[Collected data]
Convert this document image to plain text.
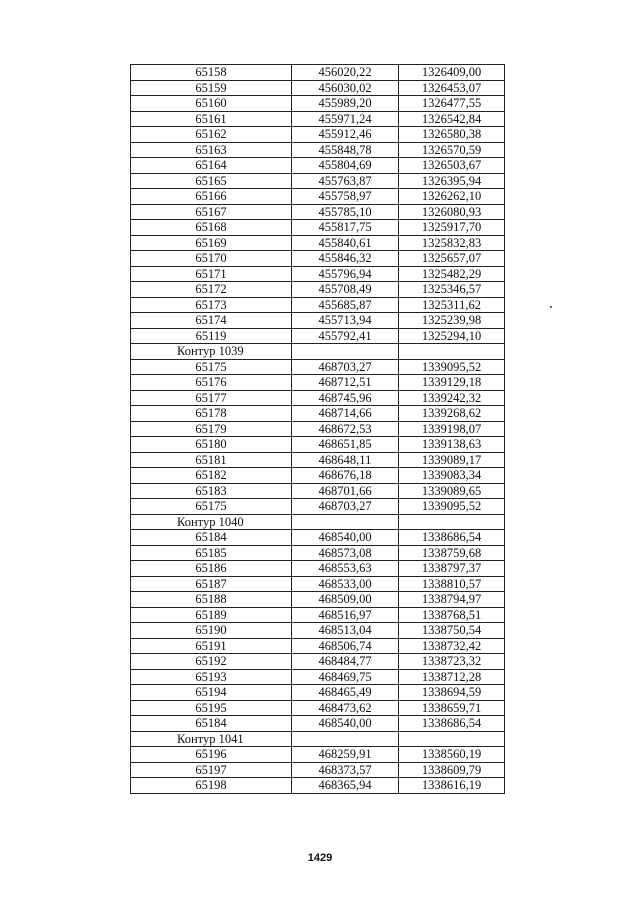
65158	456020,22	1326409,00
65159	456030,02	1326453,07
65160	455989,20	1326477,55
65161	455971,24	1326542,84
65162	455912,46	1326580,38
65163	455848,78	1326570,59
65164	455804,69	1326503,67
65165	455763,87	1326395,94
65166	455758,97	1326262,10
65167	455785,10	1326080,93
65168	455817,75	1325917,70
65169	455840,61	1325832,83
65170	455846,32	1325657,07
65171	455796,94	1325482,29
65172	455708,49	1325346,57
65173	455685,87	1325311,62
65174	455713,94	1325239,98
65119	455792,41	1325294,10
Контур 1039		
65175	468703,27	1339095,52
65176	468712,51	1339129,18
65177	468745,96	1339242,32
65178	468714,66	1339268,62
65179	468672,53	1339198,07
65180	468651,85	1339138,63
65181	468648,11	1339089,17
65182	468676,18	1339083,34
65183	468701,66	1339089,65
65175	468703,27	1339095,52
Контур 1040		
65184	468540,00	1338686,54
65185	468573,08	1338759,68
65186	468553,63	1338797,37
65187	468533,00	1338810,57
65188	468509,00	1338794,97
65189	468516,97	1338768,51
65190	468513,04	1338750,54
65191	468506,74	1338732,42
65192	468484,77	1338723,32
65193	468469,75	1338712,28
65194	468465,49	1338694,59
65195	468473,62	1338659,71
65184	468540,00	1338686,54
Контур 1041		
65196	468259,91	1338560,19
65197	468373,57	1338609,79
65198	468365,94	1338616,19
1429
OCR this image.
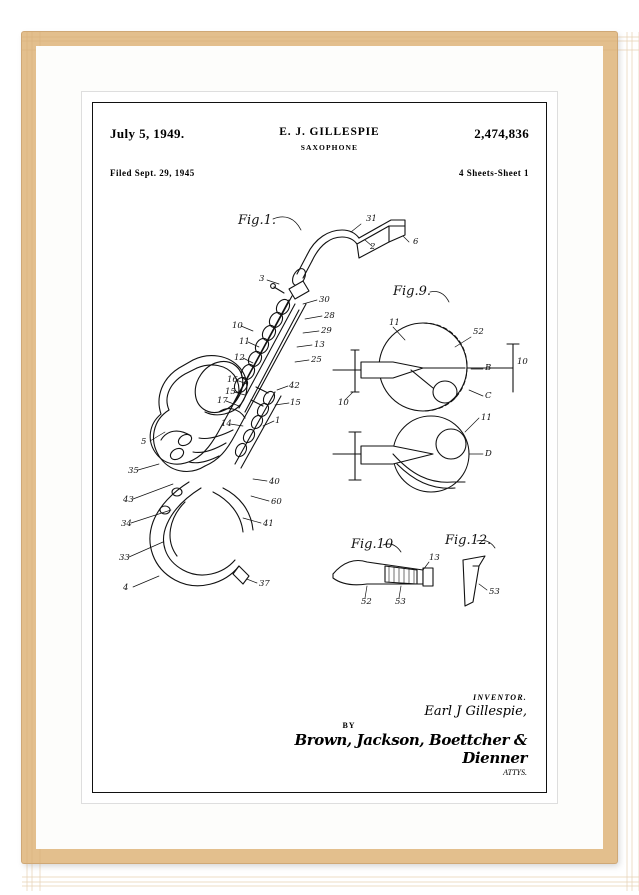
July 5, 1949.	E. J. GILLESPIE
SAXOPHONE
2,474,836
Filed Sept. 29, 1945	4 Sheets-Sheet 1
31
2	6
3
30
28
29
10
13
11
25
12
16
15
17
42
15
14	1
5
35
43
40
60
34	41
33
4	37
11
52
10
B
10
C
11
D
13
52	53
53
Fig.1.
Fig.9.
Fig.10	Fig.12.
INVENTOR.
Earl J Gillespie,
BY
Brown, Jackson, Boettcher & Dienner
ATTYS.
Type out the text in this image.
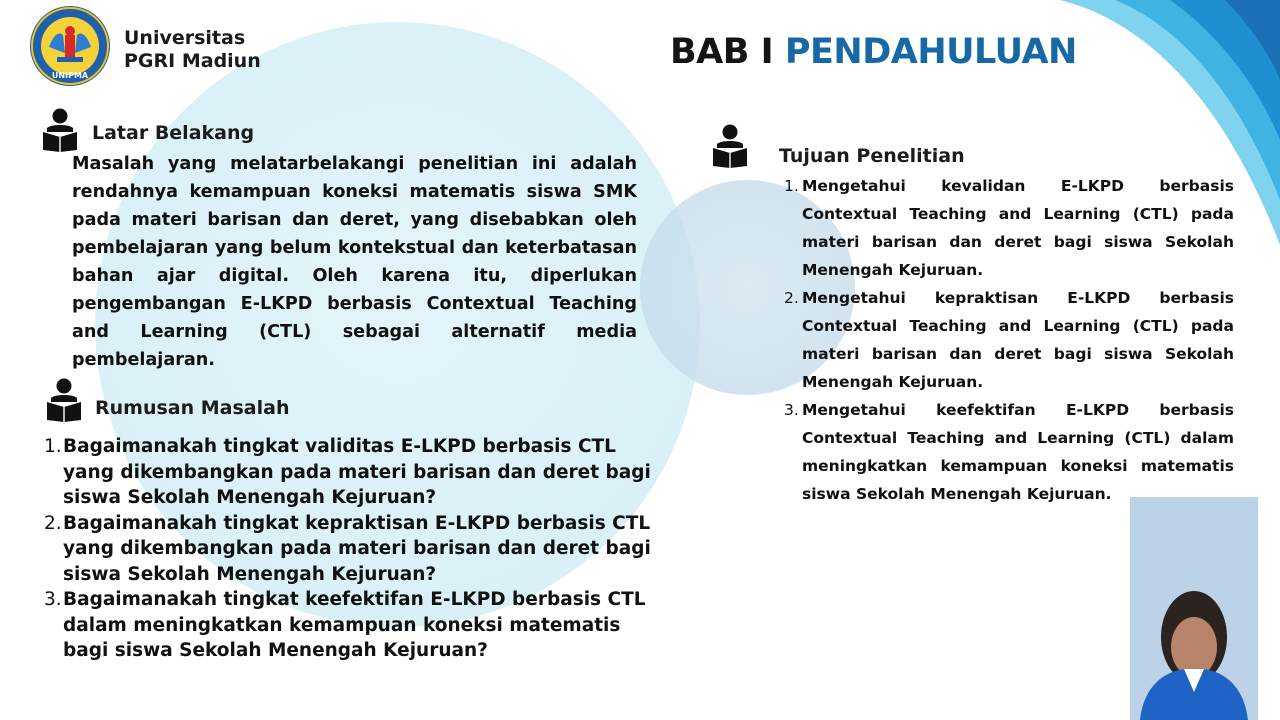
UNIPMA
Universitas
PGRI Madiun	BAB I PENDAHULUAN
Latar Belakang
Masalah yang melatarbelakangi penelitian ini adalah rendahnya kemampuan koneksi matematis siswa SMK pada materi barisan dan deret, yang disebabkan oleh pembelajaran yang belum kontekstual dan keterbatasan bahan ajar digital. Oleh karena itu, diperlukan pengembangan E-LKPD berbasis Contextual Teaching and Learning (CTL) sebagai alternatif media pembelajaran.
Rumusan Masalah
1. Bagaimanakah tingkat validitas E-LKPD berbasis CTL yang dikembangkan pada materi barisan dan deret bagi siswa Sekolah Menengah Kejuruan?
2. Bagaimanakah tingkat kepraktisan E-LKPD berbasis CTL yang dikembangkan pada materi barisan dan deret bagi siswa Sekolah Menengah Kejuruan?
3. Bagaimanakah tingkat keefektifan E-LKPD berbasis CTL dalam meningkatkan kemampuan koneksi matematis bagi siswa Sekolah Menengah Kejuruan?
Tujuan Penelitian
1. Mengetahui kevalidan E-LKPD berbasis Contextual Teaching and Learning (CTL) pada materi barisan dan deret bagi siswa Sekolah Menengah Kejuruan.
2. Mengetahui kepraktisan E-LKPD berbasis Contextual Teaching and Learning (CTL) pada materi barisan dan deret bagi siswa Sekolah Menengah Kejuruan.
3. Mengetahui keefektifan E-LKPD berbasis Contextual Teaching and Learning (CTL) dalam meningkatkan kemampuan koneksi matematis siswa Sekolah Menengah Kejuruan.
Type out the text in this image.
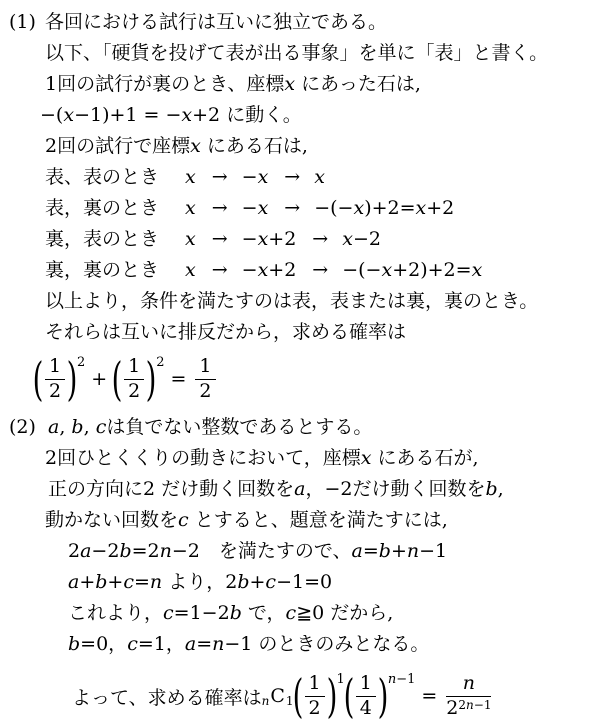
(1) 各回における試行は互いに独立である。
以下、「硬貨を投げて表が出る事象」を単に「表」と書く。
1回の試行が裏のとき、座標x にあった石は,
−(x−1)+1 = −x+2 に動く。
2回の試行で座標x にある石は,
表、表のとき x → −x → x
表，裏のとき x → −x → −(−x)+2=x+2
裏，表のとき x → −x+2 → x−2
裏，裏のとき x → −x+2 → −(−x+2)+2=x
以上より，条件を満たすのは表，表または裏，裏のとき。
それらは互いに排反だから，求める確率は
( $\frac{1}{2}$ ) 2
+ ( $\frac{1}{2}$ ) 2
= $\frac{1}{2}$
(2) a, b, cは負でない整数であるとする。
2回ひとくくりの動きにおいて，座標x にある石が,
正の方向に2 だけ動く回数をa，−2だけ動く回数をb,
動かない回数をc とすると、題意を満たすには,
2a−2b=2n−2　を満たすので、a=b+n−1
a+b+c=n より，2b+c−1=0
これより，c=1−2b で，c≧0 だから,
b=0，c=1，a=n−1 のときのみとなる。
よって、求める確率は $_n$ $C_1$
( $\frac{1}{2}$ ) 1
( $\frac{1}{4}$ ) n−1
= $\frac{n}{2^{2n-1}}$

**Aim**. Every entry must be written out exactly, with all pictures left out.

**Output below**.
Convert this document image to plain text.
65158	456020,22	1326409,00
65159	456030,02	1326453,07
65160	455989,20	1326477,55
65161	455971,24	1326542,84
65162	455912,46	1326580,38
65163	455848,78	1326570,59
65164	455804,69	1326503,67
65165	455763,87	1326395,94
65166	455758,97	1326262,10
65167	455785,10	1326080,93
65168	455817,75	1325917,70
65169	455840,61	1325832,83
65170	455846,32	1325657,07
65171	455796,94	1325482,29
65172	455708,49	1325346,57
65173	455685,87	1325311,62
65174	455713,94	1325239,98
65119	455792,41	1325294,10
Контур 1039		
65175	468703,27	1339095,52
65176	468712,51	1339129,18
65177	468745,96	1339242,32
65178	468714,66	1339268,62
65179	468672,53	1339198,07
65180	468651,85	1339138,63
65181	468648,11	1339089,17
65182	468676,18	1339083,34
65183	468701,66	1339089,65
65175	468703,27	1339095,52
Контур 1040		
65184	468540,00	1338686,54
65185	468573,08	1338759,68
65186	468553,63	1338797,37
65187	468533,00	1338810,57
65188	468509,00	1338794,97
65189	468516,97	1338768,51
65190	468513,04	1338750,54
65191	468506,74	1338732,42
65192	468484,77	1338723,32
65193	468469,75	1338712,28
65194	468465,49	1338694,59
65195	468473,62	1338659,71
65184	468540,00	1338686,54
Контур 1041		
65196	468259,91	1338560,19
65197	468373,57	1338609,79
65198	468365,94	1338616,19
1429
OCR this image.
July 5, 1949.	E. J. GILLESPIE
SAXOPHONE
2,474,836
Filed Sept. 29, 1945	4 Sheets-Sheet 1
31
2	6
3
30
28
29
10
13
11
25
12
16
15
17
42
15
14	1
5
35
43
40
60
34	41
33
4	37
11
52
10
B
10
C
11
D
13
52	53
53
Fig.1.
Fig.9.
Fig.10	Fig.12.
INVENTOR.
Earl J Gillespie,
BY
Brown, Jackson, Boettcher & Dienner
ATTYS.
Type out the text in this image.
UNIPMA
Universitas
PGRI Madiun	BAB I PENDAHULUAN
Latar Belakang
Masalah yang melatarbelakangi penelitian ini adalah rendahnya kemampuan koneksi matematis siswa SMK pada materi barisan dan deret, yang disebabkan oleh pembelajaran yang belum kontekstual dan keterbatasan bahan ajar digital. Oleh karena itu, diperlukan pengembangan E-LKPD berbasis Contextual Teaching and Learning (CTL) sebagai alternatif media pembelajaran.
Rumusan Masalah
1. Bagaimanakah tingkat validitas E-LKPD berbasis CTL yang dikembangkan pada materi barisan dan deret bagi siswa Sekolah Menengah Kejuruan?
2. Bagaimanakah tingkat kepraktisan E-LKPD berbasis CTL yang dikembangkan pada materi barisan dan deret bagi siswa Sekolah Menengah Kejuruan?
3. Bagaimanakah tingkat keefektifan E-LKPD berbasis CTL dalam meningkatkan kemampuan koneksi matematis bagi siswa Sekolah Menengah Kejuruan?
Tujuan Penelitian
1. Mengetahui kevalidan E-LKPD berbasis Contextual Teaching and Learning (CTL) pada materi barisan dan deret bagi siswa Sekolah Menengah Kejuruan.
2. Mengetahui kepraktisan E-LKPD berbasis Contextual Teaching and Learning (CTL) pada materi barisan dan deret bagi siswa Sekolah Menengah Kejuruan.
3. Mengetahui keefektifan E-LKPD berbasis Contextual Teaching and Learning (CTL) dalam meningkatkan kemampuan koneksi matematis siswa Sekolah Menengah Kejuruan.
Type out the text in this image.
(1) 各回における試行は互いに独立である。
以下、「硬貨を投げて表が出る事象」を単に「表」と書く。
1回の試行が裏のとき、座標x にあった石は,
−(x−1)+1 = −x+2 に動く。
2回の試行で座標x にある石は,
表、表のとき x → −x → x
表，裏のとき x → −x → −(−x)+2=x+2
裏，表のとき x → −x+2 → x−2
裏，裏のとき x → −x+2 → −(−x+2)+2=x
以上より，条件を満たすのは表，表または裏，裏のとき。
それらは互いに排反だから，求める確率は
( $\frac{1}{2}$ ) 2
+ ( $\frac{1}{2}$ ) 2
= $\frac{1}{2}$
(2) a, b, cは負でない整数であるとする。
2回ひとくくりの動きにおいて，座標x にある石が,
正の方向に2 だけ動く回数をa，−2だけ動く回数をb,
動かない回数をc とすると、題意を満たすには,
2a−2b=2n−2　を満たすので、a=b+n−1
a+b+c=n より，2b+c−1=0
これより，c=1−2b で，c≧0 だから,
b=0，c=1，a=n−1 のときのみとなる。
よって、求める確率は $_n$ $C_1$
( $\frac{1}{2}$ ) 1
( $\frac{1}{4}$ ) n−1
= $\frac{n}{2^{2n-1}}$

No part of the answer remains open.